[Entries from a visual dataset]

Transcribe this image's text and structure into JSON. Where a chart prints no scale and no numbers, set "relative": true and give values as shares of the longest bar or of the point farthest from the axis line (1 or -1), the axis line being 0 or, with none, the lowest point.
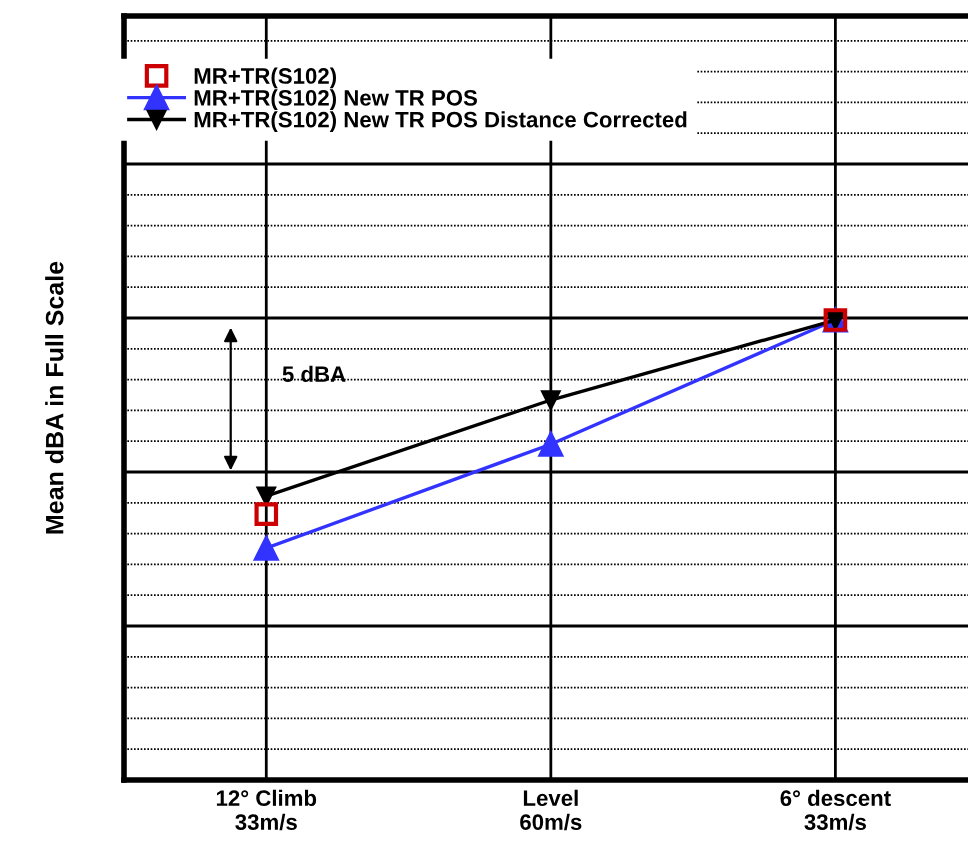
{
  "chart_data": {
    "type": "line",
    "ylabel": "Mean dBA in Full Scale",
    "categories": [
      "12° Climb\n33m/s",
      "Level\n60m/s",
      "6° descent\n33m/s"
    ],
    "relative": true,
    "grid": true,
    "legend": "top left",
    "series": [
      {
        "name": "MR+TR(S102)",
        "type": "scatter",
        "color": "#cc0000",
        "marker": "square",
        "values": [
          0.578,
          null,
          1.0
        ]
      },
      {
        "name": "MR+TR(S102) New TR POS",
        "color": "#3333ff",
        "marker": "triangle",
        "values": [
          0.504,
          0.73,
          1.0
        ]
      },
      {
        "name": "MR+TR(S102) New TR POS Distance Corrected",
        "color": "#000000",
        "marker": "triangle_down",
        "values": [
          0.617,
          0.826,
          1.0
        ]
      }
    ],
    "annotations": [
      "5 dBA"
    ]
  }
}
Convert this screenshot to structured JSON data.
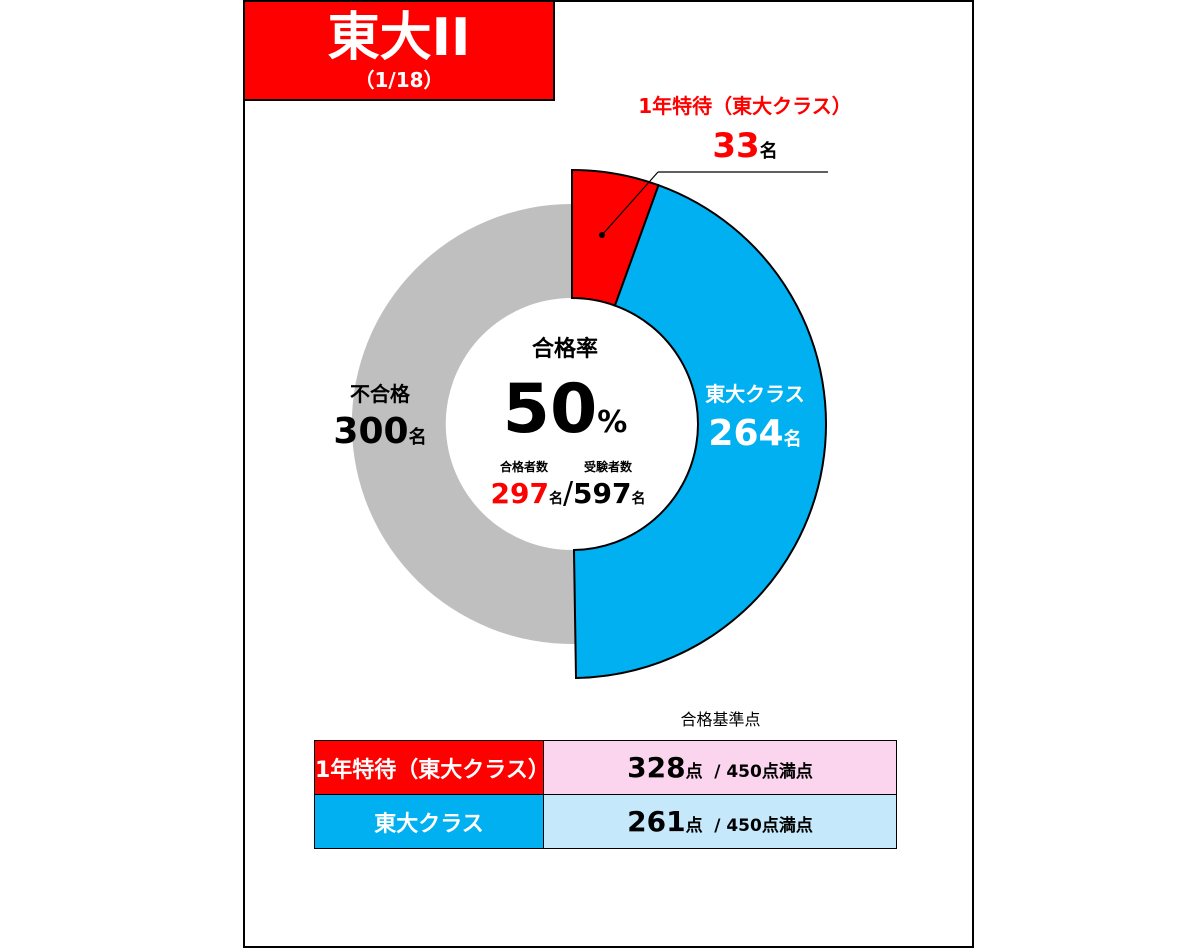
{
  "header": {
    "title": "東大II",
    "subtitle": "（1/18）"
  },
  "colors": {
    "red": "#ff0000",
    "blue": "#00b0f0",
    "gray": "#bfbfbf",
    "pink": "#fbd5ee",
    "lightblue": "#c5e8fb"
  },
  "chart_data": {
    "type": "pie",
    "slices": [
      {
        "name": "1年特待（東大クラス）",
        "value": 33,
        "unit": "名",
        "color": "#ff0000"
      },
      {
        "name": "東大クラス",
        "value": 264,
        "unit": "名",
        "color": "#00b0f0"
      },
      {
        "name": "不合格",
        "value": 300,
        "unit": "名",
        "color": "#bfbfbf"
      }
    ],
    "center": {
      "rate_label": "合格率",
      "rate_value": "50",
      "rate_unit": "%",
      "passed_label": "合格者数",
      "passed_value": "297",
      "examinees_label": "受験者数",
      "examinees_value": "597",
      "unit": "名",
      "separator": "/"
    }
  },
  "labels": {
    "tokutai_name": "1年特待（東大クラス）",
    "tokutai_value": "33",
    "toudai_name": "東大クラス",
    "toudai_value": "264",
    "fail_name": "不合格",
    "fail_value": "300",
    "unit": "名"
  },
  "criteria": {
    "title": "合格基準点",
    "rows": [
      {
        "label": "1年特待（東大クラス）",
        "score": "328",
        "unit": "点",
        "max": "/ 450点満点"
      },
      {
        "label": "東大クラス",
        "score": "261",
        "unit": "点",
        "max": "/ 450点満点"
      }
    ]
  }
}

Task goal: Transcribe all of the records above character for character. Exclude the pictures.

The response:
Transcribe this image's text and structure into JSON. Where a chart prints no scale and no numbers, set "relative": true and give values as shares of the longest bar or of the point farthest from the axis line (1 or -1), the axis line being 0 or, with none, the lowest point.
{
  "chart_data": {
    "type": "line",
    "ylabel": "Mean dBA in Full Scale",
    "categories": [
      "12° Climb\n33m/s",
      "Level\n60m/s",
      "6° descent\n33m/s"
    ],
    "relative": true,
    "grid": true,
    "legend": "top left",
    "series": [
      {
        "name": "MR+TR(S102)",
        "type": "scatter",
        "color": "#cc0000",
        "marker": "square",
        "values": [
          0.578,
          null,
          1.0
        ]
      },
      {
        "name": "MR+TR(S102) New TR POS",
        "color": "#3333ff",
        "marker": "triangle",
        "values": [
          0.504,
          0.73,
          1.0
        ]
      },
      {
        "name": "MR+TR(S102) New TR POS Distance Corrected",
        "color": "#000000",
        "marker": "triangle_down",
        "values": [
          0.617,
          0.826,
          1.0
        ]
      }
    ],
    "annotations": [
      "5 dBA"
    ]
  }
}
Convert this screenshot to structured JSON data.
{
  "header": {
    "title": "東大II",
    "subtitle": "（1/18）"
  },
  "colors": {
    "red": "#ff0000",
    "blue": "#00b0f0",
    "gray": "#bfbfbf",
    "pink": "#fbd5ee",
    "lightblue": "#c5e8fb"
  },
  "chart_data": {
    "type": "pie",
    "slices": [
      {
        "name": "1年特待（東大クラス）",
        "value": 33,
        "unit": "名",
        "color": "#ff0000"
      },
      {
        "name": "東大クラス",
        "value": 264,
        "unit": "名",
        "color": "#00b0f0"
      },
      {
        "name": "不合格",
        "value": 300,
        "unit": "名",
        "color": "#bfbfbf"
      }
    ],
    "center": {
      "rate_label": "合格率",
      "rate_value": "50",
      "rate_unit": "%",
      "passed_label": "合格者数",
      "passed_value": "297",
      "examinees_label": "受験者数",
      "examinees_value": "597",
      "unit": "名",
      "separator": "/"
    }
  },
  "labels": {
    "tokutai_name": "1年特待（東大クラス）",
    "tokutai_value": "33",
    "toudai_name": "東大クラス",
    "toudai_value": "264",
    "fail_name": "不合格",
    "fail_value": "300",
    "unit": "名"
  },
  "criteria": {
    "title": "合格基準点",
    "rows": [
      {
        "label": "1年特待（東大クラス）",
        "score": "328",
        "unit": "点",
        "max": "/ 450点満点"
      },
      {
        "label": "東大クラス",
        "score": "261",
        "unit": "点",
        "max": "/ 450点満点"
      }
    ]
  }
}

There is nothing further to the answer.